**TASK TO CARRY OUT**
Only a number is required: how many lines of the material contain the word "kind"?

**Dataset records on visual material**
====================
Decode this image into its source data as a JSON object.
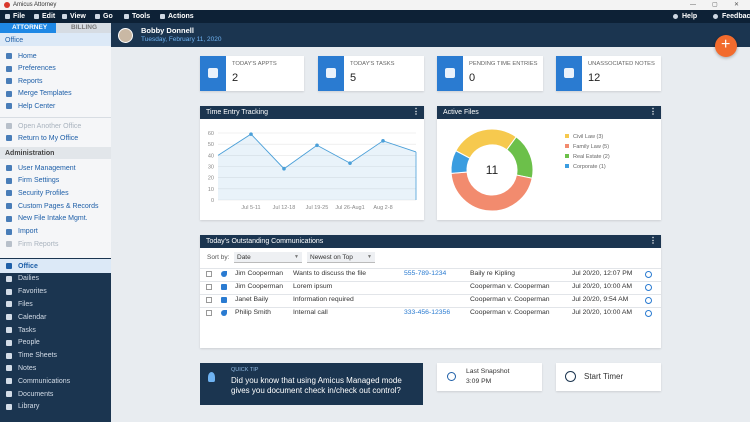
{
  "title_bar": {
    "app": "Amicus Attorney"
  },
  "menu": {
    "items": [
      "File",
      "Edit",
      "View",
      "Go",
      "Tools",
      "Actions"
    ],
    "right": [
      "Help",
      "Feedback"
    ]
  },
  "sidebar": {
    "tabs": [
      "ATTORNEY",
      "BILLING"
    ],
    "office_header": "Office",
    "office_items": [
      "Home",
      "Preferences",
      "Reports",
      "Merge Templates",
      "Help Center"
    ],
    "office_switch": [
      "Open Another Office",
      "Return to My Office"
    ],
    "admin_header": "Administration",
    "admin_items": [
      "User Management",
      "Firm Settings",
      "Security Profiles",
      "Custom Pages & Records",
      "New File Intake Mgmt.",
      "Import",
      "Firm Reports"
    ],
    "nav": [
      "Office",
      "Dailies",
      "Favorites",
      "Files",
      "Calendar",
      "Tasks",
      "People",
      "Time Sheets",
      "Notes",
      "Communications",
      "Documents",
      "Library"
    ]
  },
  "header": {
    "user": "Bobby Donnell",
    "date": "Tuesday, February 11, 2020"
  },
  "stats": [
    {
      "label": "TODAY'S APPTS",
      "value": 2
    },
    {
      "label": "TODAY'S TASKS",
      "value": 5
    },
    {
      "label": "PENDING TIME ENTRIES",
      "value": 0
    },
    {
      "label": "UNASSOCIATED NOTES",
      "value": 12
    }
  ],
  "time_entry": {
    "title": "Time Entry Tracking",
    "type": "area",
    "categories": [
      null,
      "Jul 5-11",
      "Jul 12-18",
      "Jul 19-25",
      "Jul 26-Aug1",
      "Aug 2-8",
      null
    ],
    "values": [
      40,
      59,
      28,
      49,
      33,
      53,
      43
    ],
    "ylim": [
      0,
      60
    ],
    "yticks": [
      0,
      10,
      20,
      30,
      40,
      50,
      60
    ],
    "grid": true,
    "color": "#4a9fd8"
  },
  "active_files": {
    "title": "Active Files",
    "type": "donut",
    "legend": [
      "Civil Law (3)",
      "Family Law (5)",
      "Real Estate (2)",
      "Corporate (1)"
    ],
    "values": [
      3,
      5,
      2,
      1
    ],
    "colors": [
      "#f6c94e",
      "#f28b6e",
      "#6cc04a",
      "#3b9de0"
    ],
    "total": 11
  },
  "communications": {
    "title": "Today's Outstanding Communications",
    "sort_label": "Sort by:",
    "sort_field": "Date",
    "sort_order": "Newest on Top",
    "rows": [
      {
        "kind": "phone",
        "from": "Jim Cooperman",
        "subject": "Wants to discuss the file",
        "phone": "555-789-1234",
        "file": "Baily re Kipling",
        "date": "Jul 20/20, 12:07 PM"
      },
      {
        "kind": "chat",
        "from": "Jim Cooperman",
        "subject": "Lorem ipsum",
        "file": "Cooperman v. Cooperman",
        "date": "Jul 20/20, 10:00 AM"
      },
      {
        "kind": "email",
        "from": "Janet Baily",
        "subject": "Information required",
        "file": "Cooperman v. Cooperman",
        "date": "Jul 20/20, 9:54 AM"
      },
      {
        "kind": "phone",
        "from": "Philip Smith",
        "subject": "Internal call",
        "phone": "333-456-12356",
        "file": "Cooperman v. Cooperman",
        "date": "Jul 20/20, 10:00 AM"
      }
    ]
  },
  "quick_tip": {
    "label": "QUICK TIP",
    "text": "Did you know that using Amicus Managed mode gives you document check in/check out control?"
  },
  "snapshot": {
    "label": "Last Snapshot",
    "time": "3:09 PM"
  },
  "timer": {
    "label": "Start Timer"
  }
}
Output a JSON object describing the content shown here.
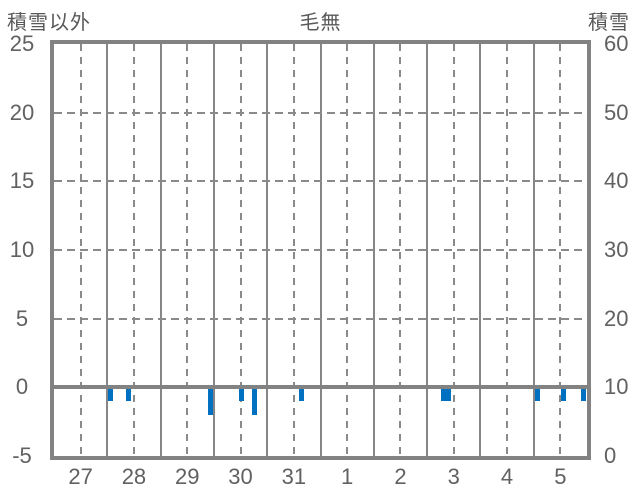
{
  "chart_data": {
    "type": "bar",
    "title": "毛無",
    "left_axis": {
      "title": "積雪以外",
      "ticks": [
        "25",
        "20",
        "15",
        "10",
        "5",
        "0",
        "-5"
      ],
      "min": -5,
      "max": 25
    },
    "right_axis": {
      "title": "積雪",
      "ticks": [
        "60",
        "50",
        "40",
        "30",
        "20",
        "10",
        "0"
      ],
      "min": 0,
      "max": 60
    },
    "x_categories": [
      "27",
      "28",
      "29",
      "30",
      "31",
      "1",
      "2",
      "3",
      "4",
      "5"
    ],
    "grid": {
      "vertical_solid_at_day_boundaries": true,
      "vertical_dashed_at_day_centers": true,
      "horizontal_dashed_at": [
        20,
        15,
        10,
        5
      ],
      "thick_line_at": 0
    },
    "bars": [
      {
        "day": "28",
        "x_frac": 0.106,
        "value": -1
      },
      {
        "day": "28",
        "x_frac": 0.14,
        "value": -1
      },
      {
        "day": "29",
        "x_frac": 0.294,
        "value": -2
      },
      {
        "day": "30",
        "x_frac": 0.352,
        "value": -1
      },
      {
        "day": "30",
        "x_frac": 0.376,
        "value": -2
      },
      {
        "day": "31",
        "x_frac": 0.465,
        "value": -1
      },
      {
        "day": "3",
        "x_frac": 0.73,
        "value": -1
      },
      {
        "day": "3",
        "x_frac": 0.741,
        "value": -1
      },
      {
        "day": "5",
        "x_frac": 0.907,
        "value": -1
      },
      {
        "day": "5",
        "x_frac": 0.955,
        "value": -1
      },
      {
        "day": "5",
        "x_frac": 0.993,
        "value": -1
      }
    ],
    "colors": {
      "bar": "#0070c0",
      "grid": "#828282",
      "text": "#616161",
      "header_text": "#595959"
    }
  }
}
====================
**WRITTEN RESPONSE**
4